## [Listed entries]

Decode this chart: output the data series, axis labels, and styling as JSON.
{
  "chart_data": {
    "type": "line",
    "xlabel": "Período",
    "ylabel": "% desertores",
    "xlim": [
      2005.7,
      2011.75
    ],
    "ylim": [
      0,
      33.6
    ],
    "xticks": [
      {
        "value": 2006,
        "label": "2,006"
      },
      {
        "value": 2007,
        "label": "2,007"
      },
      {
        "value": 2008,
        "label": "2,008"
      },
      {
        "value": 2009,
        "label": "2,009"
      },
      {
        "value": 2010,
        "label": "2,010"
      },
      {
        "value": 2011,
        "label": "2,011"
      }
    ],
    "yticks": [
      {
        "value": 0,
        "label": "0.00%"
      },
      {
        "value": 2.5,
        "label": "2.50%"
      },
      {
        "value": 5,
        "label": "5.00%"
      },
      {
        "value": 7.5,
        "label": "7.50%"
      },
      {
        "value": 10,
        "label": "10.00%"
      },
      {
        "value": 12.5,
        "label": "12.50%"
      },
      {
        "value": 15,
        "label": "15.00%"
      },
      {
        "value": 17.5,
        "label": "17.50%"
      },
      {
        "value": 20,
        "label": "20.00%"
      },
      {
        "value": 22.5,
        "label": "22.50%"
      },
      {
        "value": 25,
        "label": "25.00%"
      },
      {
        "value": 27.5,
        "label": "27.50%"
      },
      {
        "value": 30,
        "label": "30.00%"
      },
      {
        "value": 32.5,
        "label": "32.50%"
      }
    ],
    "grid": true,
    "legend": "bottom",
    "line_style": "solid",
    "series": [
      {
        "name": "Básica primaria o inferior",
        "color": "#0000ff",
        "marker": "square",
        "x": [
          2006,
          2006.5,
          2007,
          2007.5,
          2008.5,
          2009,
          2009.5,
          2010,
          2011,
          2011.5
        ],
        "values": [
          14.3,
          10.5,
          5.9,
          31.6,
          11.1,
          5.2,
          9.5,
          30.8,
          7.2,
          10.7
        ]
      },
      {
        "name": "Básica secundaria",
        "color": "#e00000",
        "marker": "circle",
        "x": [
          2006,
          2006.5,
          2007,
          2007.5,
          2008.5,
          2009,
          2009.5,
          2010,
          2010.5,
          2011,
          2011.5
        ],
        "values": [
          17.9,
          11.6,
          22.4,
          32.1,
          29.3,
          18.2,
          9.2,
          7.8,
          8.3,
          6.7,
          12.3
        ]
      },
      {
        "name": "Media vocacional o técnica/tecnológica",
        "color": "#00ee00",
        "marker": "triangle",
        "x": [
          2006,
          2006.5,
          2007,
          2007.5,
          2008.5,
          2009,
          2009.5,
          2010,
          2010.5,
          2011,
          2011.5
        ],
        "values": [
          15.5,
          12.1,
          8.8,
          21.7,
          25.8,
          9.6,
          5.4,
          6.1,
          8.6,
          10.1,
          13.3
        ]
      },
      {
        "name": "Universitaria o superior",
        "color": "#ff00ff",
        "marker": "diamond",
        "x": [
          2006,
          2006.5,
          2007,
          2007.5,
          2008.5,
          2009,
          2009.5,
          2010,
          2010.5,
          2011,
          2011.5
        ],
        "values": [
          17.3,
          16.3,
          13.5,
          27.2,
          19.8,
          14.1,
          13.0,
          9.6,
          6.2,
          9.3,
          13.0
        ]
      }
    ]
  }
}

## [Exercise brief]
Restate the whole of the material exactly.

## [Expected answer]
Decode this chart: output the data series, axis labels, and styling as JSON.
{
  "chart_data": {
    "type": "line",
    "xlabel": "Período",
    "ylabel": "% desertores",
    "xlim": [
      2005.7,
      2011.75
    ],
    "ylim": [
      0,
      33.6
    ],
    "xticks": [
      {
        "value": 2006,
        "label": "2,006"
      },
      {
        "value": 2007,
        "label": "2,007"
      },
      {
        "value": 2008,
        "label": "2,008"
      },
      {
        "value": 2009,
        "label": "2,009"
      },
      {
        "value": 2010,
        "label": "2,010"
      },
      {
        "value": 2011,
        "label": "2,011"
      }
    ],
    "yticks": [
      {
        "value": 0,
        "label": "0.00%"
      },
      {
        "value": 2.5,
        "label": "2.50%"
      },
      {
        "value": 5,
        "label": "5.00%"
      },
      {
        "value": 7.5,
        "label": "7.50%"
      },
      {
        "value": 10,
        "label": "10.00%"
      },
      {
        "value": 12.5,
        "label": "12.50%"
      },
      {
        "value": 15,
        "label": "15.00%"
      },
      {
        "value": 17.5,
        "label": "17.50%"
      },
      {
        "value": 20,
        "label": "20.00%"
      },
      {
        "value": 22.5,
        "label": "22.50%"
      },
      {
        "value": 25,
        "label": "25.00%"
      },
      {
        "value": 27.5,
        "label": "27.50%"
      },
      {
        "value": 30,
        "label": "30.00%"
      },
      {
        "value": 32.5,
        "label": "32.50%"
      }
    ],
    "grid": true,
    "legend": "bottom",
    "line_style": "solid",
    "series": [
      {
        "name": "Básica primaria o inferior",
        "color": "#0000ff",
        "marker": "square",
        "x": [
          2006,
          2006.5,
          2007,
          2007.5,
          2008.5,
          2009,
          2009.5,
          2010,
          2011,
          2011.5
        ],
        "values": [
          14.3,
          10.5,
          5.9,
          31.6,
          11.1,
          5.2,
          9.5,
          30.8,
          7.2,
          10.7
        ]
      },
      {
        "name": "Básica secundaria",
        "color": "#e00000",
        "marker": "circle",
        "x": [
          2006,
          2006.5,
          2007,
          2007.5,
          2008.5,
          2009,
          2009.5,
          2010,
          2010.5,
          2011,
          2011.5
        ],
        "values": [
          17.9,
          11.6,
          22.4,
          32.1,
          29.3,
          18.2,
          9.2,
          7.8,
          8.3,
          6.7,
          12.3
        ]
      },
      {
        "name": "Media vocacional o técnica/tecnológica",
        "color": "#00ee00",
        "marker": "triangle",
        "x": [
          2006,
          2006.5,
          2007,
          2007.5,
          2008.5,
          2009,
          2009.5,
          2010,
          2010.5,
          2011,
          2011.5
        ],
        "values": [
          15.5,
          12.1,
          8.8,
          21.7,
          25.8,
          9.6,
          5.4,
          6.1,
          8.6,
          10.1,
          13.3
        ]
      },
      {
        "name": "Universitaria o superior",
        "color": "#ff00ff",
        "marker": "diamond",
        "x": [
          2006,
          2006.5,
          2007,
          2007.5,
          2008.5,
          2009,
          2009.5,
          2010,
          2010.5,
          2011,
          2011.5
        ],
        "values": [
          17.3,
          16.3,
          13.5,
          27.2,
          19.8,
          14.1,
          13.0,
          9.6,
          6.2,
          9.3,
          13.0
        ]
      }
    ]
  }
}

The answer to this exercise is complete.